** PROBLEM DESCRIPTION **
Find and copy lines holding "text".

(Records from a data collection)
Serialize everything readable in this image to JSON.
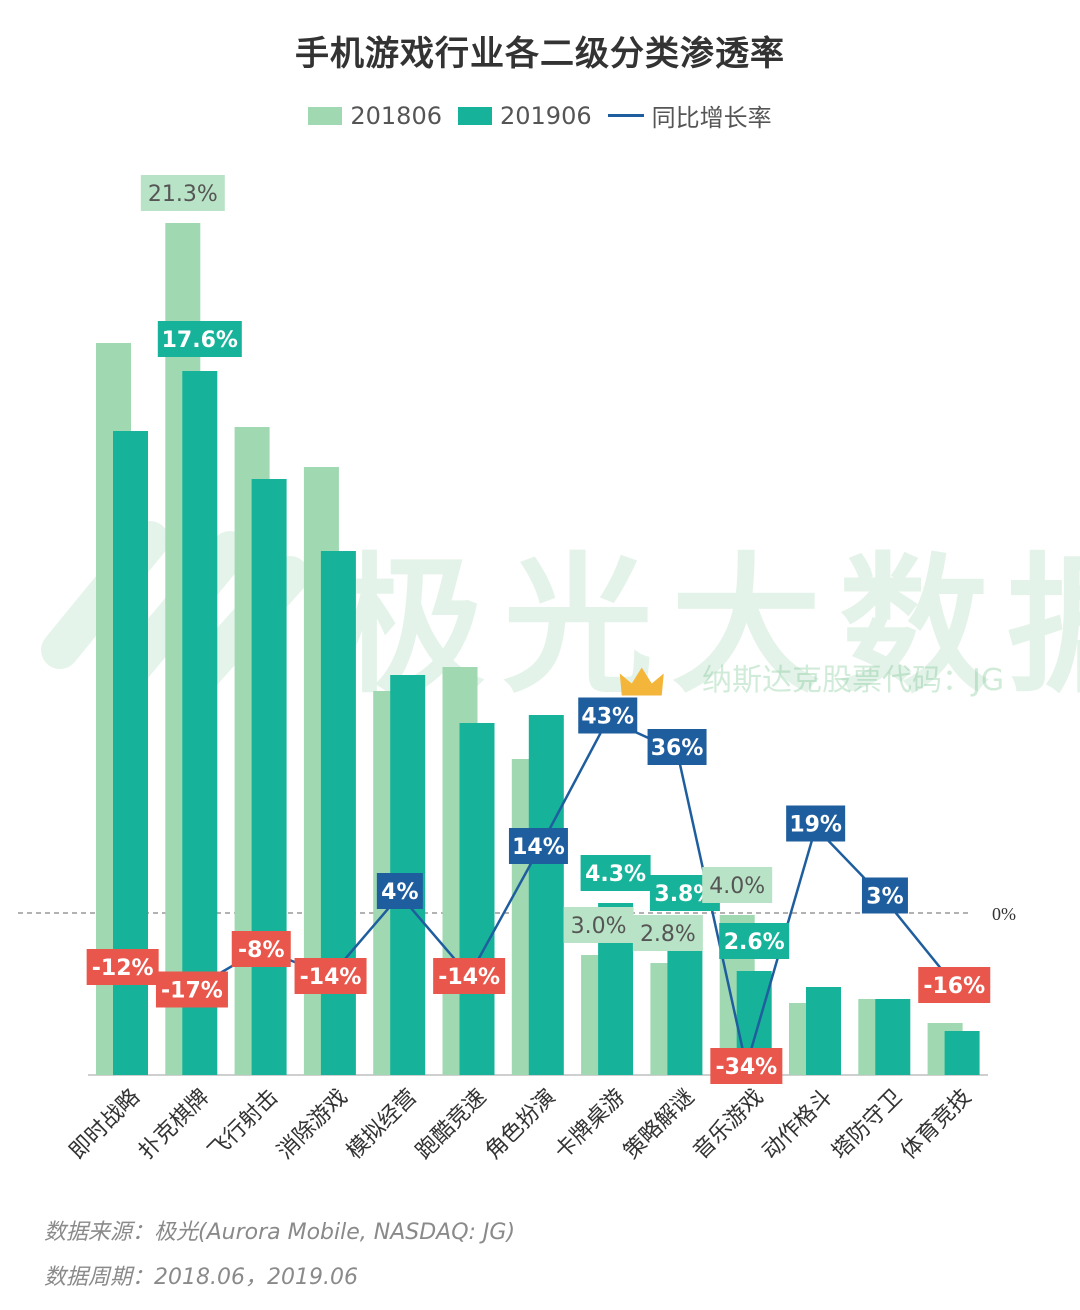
{
  "title": "手机游戏行业各二级分类渗透率",
  "legend": {
    "series_a": "201806",
    "series_b": "201906",
    "line": "同比增长率"
  },
  "colors": {
    "series_a": "#9fd8b1",
    "series_b": "#16b39a",
    "line": "#1f5e9e",
    "label_a_bg": "#b9e3c6",
    "label_b_bg": "#16b39a",
    "positive_bg": "#1f5e9e",
    "negative_bg": "#e9574c"
  },
  "watermark": {
    "main": "极光大数据",
    "sub": "纳斯达克股票代码：JG"
  },
  "footer": {
    "source": "数据来源：极光(Aurora Mobile, NASDAQ: JG)",
    "period": "数据周期：2018.06，2019.06"
  },
  "chart_data": {
    "type": "bar",
    "categories": [
      "即时战略",
      "扑克棋牌",
      "飞行射击",
      "消除游戏",
      "模拟经营",
      "跑酷竞速",
      "角色扮演",
      "卡牌桌游",
      "策略解谜",
      "音乐游戏",
      "动作格斗",
      "塔防守卫",
      "体育竞技"
    ],
    "series": [
      {
        "name": "201806",
        "values": [
          18.3,
          21.3,
          16.2,
          15.2,
          9.6,
          10.2,
          7.9,
          3.0,
          2.8,
          4.0,
          1.8,
          1.9,
          1.3
        ]
      },
      {
        "name": "201906",
        "values": [
          16.1,
          17.6,
          14.9,
          13.1,
          10.0,
          8.8,
          9.0,
          4.3,
          3.8,
          2.6,
          2.2,
          1.9,
          1.1
        ]
      }
    ],
    "line": {
      "name": "同比增长率",
      "values": [
        -12,
        -17,
        -8,
        -14,
        4,
        -14,
        14,
        43,
        36,
        -34,
        19,
        3,
        -16
      ],
      "labels": [
        "-12%",
        "-17%",
        "-8%",
        "-14%",
        "4%",
        "-14%",
        "14%",
        "43%",
        "36%",
        "-34%",
        "19%",
        "3%",
        "-16%"
      ]
    },
    "bar_labels": [
      {
        "series": 0,
        "index": 1,
        "text": "21.3%"
      },
      {
        "series": 1,
        "index": 1,
        "text": "17.6%"
      },
      {
        "series": 0,
        "index": 7,
        "text": "3.0%"
      },
      {
        "series": 1,
        "index": 7,
        "text": "4.3%"
      },
      {
        "series": 0,
        "index": 8,
        "text": "2.8%"
      },
      {
        "series": 1,
        "index": 8,
        "text": "3.8%"
      },
      {
        "series": 0,
        "index": 9,
        "text": "4.0%"
      },
      {
        "series": 1,
        "index": 9,
        "text": "2.6%"
      }
    ],
    "zero_label": "0%",
    "highlight_index": 7
  }
}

** REPLY **
        "text": "21.3%"
        "text": "17.6%"
        "text": "3.0%"
        "text": "4.3%"
        "text": "2.8%"
        "text": "3.8%"
        "text": "4.0%"
        "text": "2.6%"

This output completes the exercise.